Records for this exercise ->

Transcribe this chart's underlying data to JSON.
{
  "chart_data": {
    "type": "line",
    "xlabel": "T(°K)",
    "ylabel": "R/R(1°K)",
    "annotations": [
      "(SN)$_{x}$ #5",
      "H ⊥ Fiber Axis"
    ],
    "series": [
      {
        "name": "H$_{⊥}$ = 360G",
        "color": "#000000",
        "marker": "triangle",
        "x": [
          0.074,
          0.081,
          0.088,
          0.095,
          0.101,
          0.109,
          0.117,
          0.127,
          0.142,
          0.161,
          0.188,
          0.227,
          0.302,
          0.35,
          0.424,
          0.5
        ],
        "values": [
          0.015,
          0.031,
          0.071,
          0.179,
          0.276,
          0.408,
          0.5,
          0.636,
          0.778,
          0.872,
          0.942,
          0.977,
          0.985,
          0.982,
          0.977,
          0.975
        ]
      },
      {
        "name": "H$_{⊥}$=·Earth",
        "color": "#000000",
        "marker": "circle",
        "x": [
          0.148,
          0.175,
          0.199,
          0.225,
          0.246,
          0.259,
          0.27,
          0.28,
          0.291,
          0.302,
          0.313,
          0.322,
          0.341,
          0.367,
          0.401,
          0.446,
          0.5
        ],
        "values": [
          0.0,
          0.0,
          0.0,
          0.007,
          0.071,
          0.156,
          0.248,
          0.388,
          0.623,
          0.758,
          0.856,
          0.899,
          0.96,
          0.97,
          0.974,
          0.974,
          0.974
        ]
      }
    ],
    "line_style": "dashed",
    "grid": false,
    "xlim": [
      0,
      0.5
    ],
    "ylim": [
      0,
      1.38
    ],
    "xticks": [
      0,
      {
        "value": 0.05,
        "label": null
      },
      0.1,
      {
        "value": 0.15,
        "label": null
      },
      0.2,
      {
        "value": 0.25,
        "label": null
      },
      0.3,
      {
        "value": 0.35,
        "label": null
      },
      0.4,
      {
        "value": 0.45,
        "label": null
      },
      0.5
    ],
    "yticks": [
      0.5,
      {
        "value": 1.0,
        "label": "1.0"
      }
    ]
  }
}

Objective ->
Extract the complete listing above, reproducing each line exactly.

Problem solution ->
Transcribe this chart's underlying data to JSON.
{
  "chart_data": {
    "type": "line",
    "xlabel": "T(°K)",
    "ylabel": "R/R(1°K)",
    "annotations": [
      "(SN)$_{x}$ #5",
      "H ⊥ Fiber Axis"
    ],
    "series": [
      {
        "name": "H$_{⊥}$ = 360G",
        "color": "#000000",
        "marker": "triangle",
        "x": [
          0.074,
          0.081,
          0.088,
          0.095,
          0.101,
          0.109,
          0.117,
          0.127,
          0.142,
          0.161,
          0.188,
          0.227,
          0.302,
          0.35,
          0.424,
          0.5
        ],
        "values": [
          0.015,
          0.031,
          0.071,
          0.179,
          0.276,
          0.408,
          0.5,
          0.636,
          0.778,
          0.872,
          0.942,
          0.977,
          0.985,
          0.982,
          0.977,
          0.975
        ]
      },
      {
        "name": "H$_{⊥}$=·Earth",
        "color": "#000000",
        "marker": "circle",
        "x": [
          0.148,
          0.175,
          0.199,
          0.225,
          0.246,
          0.259,
          0.27,
          0.28,
          0.291,
          0.302,
          0.313,
          0.322,
          0.341,
          0.367,
          0.401,
          0.446,
          0.5
        ],
        "values": [
          0.0,
          0.0,
          0.0,
          0.007,
          0.071,
          0.156,
          0.248,
          0.388,
          0.623,
          0.758,
          0.856,
          0.899,
          0.96,
          0.97,
          0.974,
          0.974,
          0.974
        ]
      }
    ],
    "line_style": "dashed",
    "grid": false,
    "xlim": [
      0,
      0.5
    ],
    "ylim": [
      0,
      1.38
    ],
    "xticks": [
      0,
      {
        "value": 0.05,
        "label": null
      },
      0.1,
      {
        "value": 0.15,
        "label": null
      },
      0.2,
      {
        "value": 0.25,
        "label": null
      },
      0.3,
      {
        "value": 0.35,
        "label": null
      },
      0.4,
      {
        "value": 0.45,
        "label": null
      },
      0.5
    ],
    "yticks": [
      0.5,
      {
        "value": 1.0,
        "label": "1.0"
      }
    ]
  }
}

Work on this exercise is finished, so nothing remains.